• _Task directions_
Which lines of the records contain "uživatele"? Collect every one of them.
───── Records provided ─────
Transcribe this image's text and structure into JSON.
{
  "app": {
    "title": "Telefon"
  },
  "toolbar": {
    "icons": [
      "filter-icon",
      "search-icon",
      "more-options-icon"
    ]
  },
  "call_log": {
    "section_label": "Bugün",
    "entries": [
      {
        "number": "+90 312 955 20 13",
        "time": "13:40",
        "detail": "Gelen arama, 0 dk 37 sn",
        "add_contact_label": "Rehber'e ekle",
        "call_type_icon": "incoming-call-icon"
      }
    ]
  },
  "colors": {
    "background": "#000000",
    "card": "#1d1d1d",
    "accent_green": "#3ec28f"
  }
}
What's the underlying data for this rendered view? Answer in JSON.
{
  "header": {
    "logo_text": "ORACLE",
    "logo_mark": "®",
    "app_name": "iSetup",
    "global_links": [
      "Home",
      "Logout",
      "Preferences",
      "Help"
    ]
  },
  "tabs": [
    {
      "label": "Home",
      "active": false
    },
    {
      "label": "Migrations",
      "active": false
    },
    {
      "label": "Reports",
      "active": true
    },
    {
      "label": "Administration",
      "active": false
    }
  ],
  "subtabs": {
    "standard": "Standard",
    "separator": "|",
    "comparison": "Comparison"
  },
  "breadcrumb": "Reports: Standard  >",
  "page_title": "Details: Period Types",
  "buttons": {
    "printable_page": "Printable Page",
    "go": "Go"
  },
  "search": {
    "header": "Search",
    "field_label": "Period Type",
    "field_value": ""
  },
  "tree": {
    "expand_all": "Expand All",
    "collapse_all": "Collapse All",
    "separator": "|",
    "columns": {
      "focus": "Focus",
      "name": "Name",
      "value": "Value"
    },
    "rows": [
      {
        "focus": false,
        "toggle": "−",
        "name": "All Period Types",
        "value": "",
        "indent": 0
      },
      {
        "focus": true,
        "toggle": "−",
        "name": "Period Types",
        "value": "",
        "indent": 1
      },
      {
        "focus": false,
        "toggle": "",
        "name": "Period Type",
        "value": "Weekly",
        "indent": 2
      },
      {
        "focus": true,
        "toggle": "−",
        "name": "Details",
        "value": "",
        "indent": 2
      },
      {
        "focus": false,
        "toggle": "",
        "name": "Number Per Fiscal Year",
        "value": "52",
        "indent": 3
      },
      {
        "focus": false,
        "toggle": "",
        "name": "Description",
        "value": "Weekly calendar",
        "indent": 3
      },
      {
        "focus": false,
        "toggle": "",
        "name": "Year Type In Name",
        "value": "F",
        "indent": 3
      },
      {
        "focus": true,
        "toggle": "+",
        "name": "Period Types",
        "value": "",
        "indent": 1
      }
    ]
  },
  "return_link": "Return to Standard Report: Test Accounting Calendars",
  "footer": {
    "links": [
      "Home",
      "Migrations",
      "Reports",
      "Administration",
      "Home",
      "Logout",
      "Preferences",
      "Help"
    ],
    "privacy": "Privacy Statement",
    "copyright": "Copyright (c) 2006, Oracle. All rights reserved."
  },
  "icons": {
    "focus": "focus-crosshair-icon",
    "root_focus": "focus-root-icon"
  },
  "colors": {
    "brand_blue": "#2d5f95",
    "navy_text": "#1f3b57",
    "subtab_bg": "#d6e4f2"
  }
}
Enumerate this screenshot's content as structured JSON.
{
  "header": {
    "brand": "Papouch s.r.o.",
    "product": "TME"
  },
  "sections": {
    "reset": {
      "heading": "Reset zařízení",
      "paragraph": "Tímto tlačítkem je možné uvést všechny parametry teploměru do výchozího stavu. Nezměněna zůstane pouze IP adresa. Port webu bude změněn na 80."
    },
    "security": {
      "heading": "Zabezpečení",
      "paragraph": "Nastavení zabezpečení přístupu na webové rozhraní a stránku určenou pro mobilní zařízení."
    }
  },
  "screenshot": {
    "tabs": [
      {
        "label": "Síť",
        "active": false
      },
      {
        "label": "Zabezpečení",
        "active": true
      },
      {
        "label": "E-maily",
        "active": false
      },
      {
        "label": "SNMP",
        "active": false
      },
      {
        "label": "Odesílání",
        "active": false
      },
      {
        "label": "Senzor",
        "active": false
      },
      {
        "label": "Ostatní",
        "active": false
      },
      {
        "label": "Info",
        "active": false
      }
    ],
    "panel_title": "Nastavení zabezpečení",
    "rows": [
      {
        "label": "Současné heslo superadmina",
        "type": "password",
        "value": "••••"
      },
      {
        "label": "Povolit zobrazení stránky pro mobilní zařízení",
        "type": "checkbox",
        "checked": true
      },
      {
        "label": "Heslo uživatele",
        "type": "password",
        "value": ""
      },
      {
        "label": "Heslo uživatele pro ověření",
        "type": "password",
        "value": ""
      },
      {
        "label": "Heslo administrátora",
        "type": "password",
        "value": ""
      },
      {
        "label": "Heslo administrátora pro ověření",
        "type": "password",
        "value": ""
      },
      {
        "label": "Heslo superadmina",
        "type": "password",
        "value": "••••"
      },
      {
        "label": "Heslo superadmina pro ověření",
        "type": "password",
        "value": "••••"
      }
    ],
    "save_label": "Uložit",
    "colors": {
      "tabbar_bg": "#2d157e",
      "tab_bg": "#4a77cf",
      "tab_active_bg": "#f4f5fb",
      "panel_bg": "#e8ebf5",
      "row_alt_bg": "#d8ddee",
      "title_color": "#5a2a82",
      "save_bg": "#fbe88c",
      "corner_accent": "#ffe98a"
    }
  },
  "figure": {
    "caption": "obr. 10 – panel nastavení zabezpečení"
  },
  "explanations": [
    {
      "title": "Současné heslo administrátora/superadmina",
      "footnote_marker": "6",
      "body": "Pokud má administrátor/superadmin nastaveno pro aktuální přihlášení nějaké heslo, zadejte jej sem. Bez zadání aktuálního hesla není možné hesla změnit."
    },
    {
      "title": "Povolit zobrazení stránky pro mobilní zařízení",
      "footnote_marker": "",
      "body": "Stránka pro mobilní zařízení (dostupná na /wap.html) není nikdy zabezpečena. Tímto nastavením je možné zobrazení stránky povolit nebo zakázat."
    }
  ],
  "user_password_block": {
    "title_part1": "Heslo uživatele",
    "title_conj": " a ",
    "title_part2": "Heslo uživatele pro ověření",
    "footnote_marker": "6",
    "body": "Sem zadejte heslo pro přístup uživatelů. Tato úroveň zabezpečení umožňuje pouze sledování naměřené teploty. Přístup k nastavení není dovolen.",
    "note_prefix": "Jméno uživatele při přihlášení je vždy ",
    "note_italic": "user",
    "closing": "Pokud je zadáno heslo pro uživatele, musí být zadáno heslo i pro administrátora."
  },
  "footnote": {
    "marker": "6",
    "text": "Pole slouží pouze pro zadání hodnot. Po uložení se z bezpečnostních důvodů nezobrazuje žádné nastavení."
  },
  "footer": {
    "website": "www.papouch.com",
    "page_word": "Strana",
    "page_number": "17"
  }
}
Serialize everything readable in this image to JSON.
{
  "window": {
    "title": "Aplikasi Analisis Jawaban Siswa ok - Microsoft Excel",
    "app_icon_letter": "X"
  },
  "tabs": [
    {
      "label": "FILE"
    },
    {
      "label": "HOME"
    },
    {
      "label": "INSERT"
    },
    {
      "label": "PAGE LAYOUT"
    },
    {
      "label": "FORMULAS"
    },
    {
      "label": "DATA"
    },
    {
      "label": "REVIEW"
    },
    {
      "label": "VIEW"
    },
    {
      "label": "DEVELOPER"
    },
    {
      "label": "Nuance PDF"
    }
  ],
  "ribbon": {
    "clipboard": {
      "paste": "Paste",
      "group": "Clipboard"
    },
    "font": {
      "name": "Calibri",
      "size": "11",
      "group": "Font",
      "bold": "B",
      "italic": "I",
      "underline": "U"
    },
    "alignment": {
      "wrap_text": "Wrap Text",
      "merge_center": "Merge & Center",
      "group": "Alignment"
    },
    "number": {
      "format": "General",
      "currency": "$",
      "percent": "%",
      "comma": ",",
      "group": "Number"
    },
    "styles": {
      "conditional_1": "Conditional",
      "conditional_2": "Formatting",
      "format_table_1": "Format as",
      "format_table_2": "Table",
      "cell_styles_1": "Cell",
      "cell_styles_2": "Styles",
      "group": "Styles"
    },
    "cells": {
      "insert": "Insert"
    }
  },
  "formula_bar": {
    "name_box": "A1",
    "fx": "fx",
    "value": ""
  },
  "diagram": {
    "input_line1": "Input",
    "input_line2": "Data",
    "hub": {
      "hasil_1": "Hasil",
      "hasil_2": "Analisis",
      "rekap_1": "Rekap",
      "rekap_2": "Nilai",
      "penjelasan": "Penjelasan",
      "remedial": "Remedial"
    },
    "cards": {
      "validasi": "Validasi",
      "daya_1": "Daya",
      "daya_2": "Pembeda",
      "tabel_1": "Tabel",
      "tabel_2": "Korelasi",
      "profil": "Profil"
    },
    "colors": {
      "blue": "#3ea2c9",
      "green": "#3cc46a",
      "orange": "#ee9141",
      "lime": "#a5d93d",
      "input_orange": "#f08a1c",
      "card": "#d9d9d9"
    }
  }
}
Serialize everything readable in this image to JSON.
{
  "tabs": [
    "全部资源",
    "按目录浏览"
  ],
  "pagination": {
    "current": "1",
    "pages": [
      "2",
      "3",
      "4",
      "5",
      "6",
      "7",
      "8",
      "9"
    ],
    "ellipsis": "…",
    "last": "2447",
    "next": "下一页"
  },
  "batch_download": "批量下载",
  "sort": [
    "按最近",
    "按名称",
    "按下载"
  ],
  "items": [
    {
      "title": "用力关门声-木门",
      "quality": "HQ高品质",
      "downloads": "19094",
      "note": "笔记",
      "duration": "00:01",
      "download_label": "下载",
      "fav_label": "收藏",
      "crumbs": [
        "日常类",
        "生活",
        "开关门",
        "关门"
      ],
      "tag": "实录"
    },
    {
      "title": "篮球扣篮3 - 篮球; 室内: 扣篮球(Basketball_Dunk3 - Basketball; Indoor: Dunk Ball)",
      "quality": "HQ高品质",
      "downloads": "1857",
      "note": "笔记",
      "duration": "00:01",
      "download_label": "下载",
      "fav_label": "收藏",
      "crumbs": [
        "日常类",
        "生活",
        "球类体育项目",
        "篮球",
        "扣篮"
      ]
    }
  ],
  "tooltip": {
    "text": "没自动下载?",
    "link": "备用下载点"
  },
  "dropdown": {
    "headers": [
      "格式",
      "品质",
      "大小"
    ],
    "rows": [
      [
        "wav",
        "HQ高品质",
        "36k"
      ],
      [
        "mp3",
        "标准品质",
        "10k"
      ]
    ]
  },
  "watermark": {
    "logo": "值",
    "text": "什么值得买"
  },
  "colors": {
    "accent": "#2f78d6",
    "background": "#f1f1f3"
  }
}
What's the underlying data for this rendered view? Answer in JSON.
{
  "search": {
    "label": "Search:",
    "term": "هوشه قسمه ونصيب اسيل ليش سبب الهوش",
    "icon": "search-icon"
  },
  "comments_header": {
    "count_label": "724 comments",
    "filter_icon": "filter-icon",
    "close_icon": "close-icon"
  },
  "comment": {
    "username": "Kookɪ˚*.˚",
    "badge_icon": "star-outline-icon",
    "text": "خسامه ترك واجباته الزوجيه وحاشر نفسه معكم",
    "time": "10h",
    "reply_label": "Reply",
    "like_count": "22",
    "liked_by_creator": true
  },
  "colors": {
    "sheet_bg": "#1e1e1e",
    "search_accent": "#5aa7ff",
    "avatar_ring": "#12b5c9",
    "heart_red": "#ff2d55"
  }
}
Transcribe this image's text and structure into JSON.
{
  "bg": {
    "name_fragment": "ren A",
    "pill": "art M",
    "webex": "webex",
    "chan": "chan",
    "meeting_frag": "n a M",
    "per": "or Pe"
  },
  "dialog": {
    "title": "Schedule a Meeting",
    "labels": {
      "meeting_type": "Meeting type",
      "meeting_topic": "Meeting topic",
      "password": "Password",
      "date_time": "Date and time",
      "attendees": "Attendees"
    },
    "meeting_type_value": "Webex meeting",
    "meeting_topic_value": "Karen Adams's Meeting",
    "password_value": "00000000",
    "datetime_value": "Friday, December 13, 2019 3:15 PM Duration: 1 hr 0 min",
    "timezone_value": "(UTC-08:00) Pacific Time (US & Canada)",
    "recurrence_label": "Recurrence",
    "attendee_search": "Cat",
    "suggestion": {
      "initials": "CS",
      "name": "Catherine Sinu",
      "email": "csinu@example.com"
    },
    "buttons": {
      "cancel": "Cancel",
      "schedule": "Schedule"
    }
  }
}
─────
• _Full solution_
        "label": "Heslo uživatele",
        "label": "Heslo uživatele pro ověření",
    "title_part1": "Heslo uživatele",
    "title_part2": "Heslo uživatele pro ověření",
    "note_prefix": "Jméno uživatele při přihlášení je vždy ",
    "closing": "Pokud je zadáno heslo pro uživatele, musí být zadáno heslo i pro administrátora."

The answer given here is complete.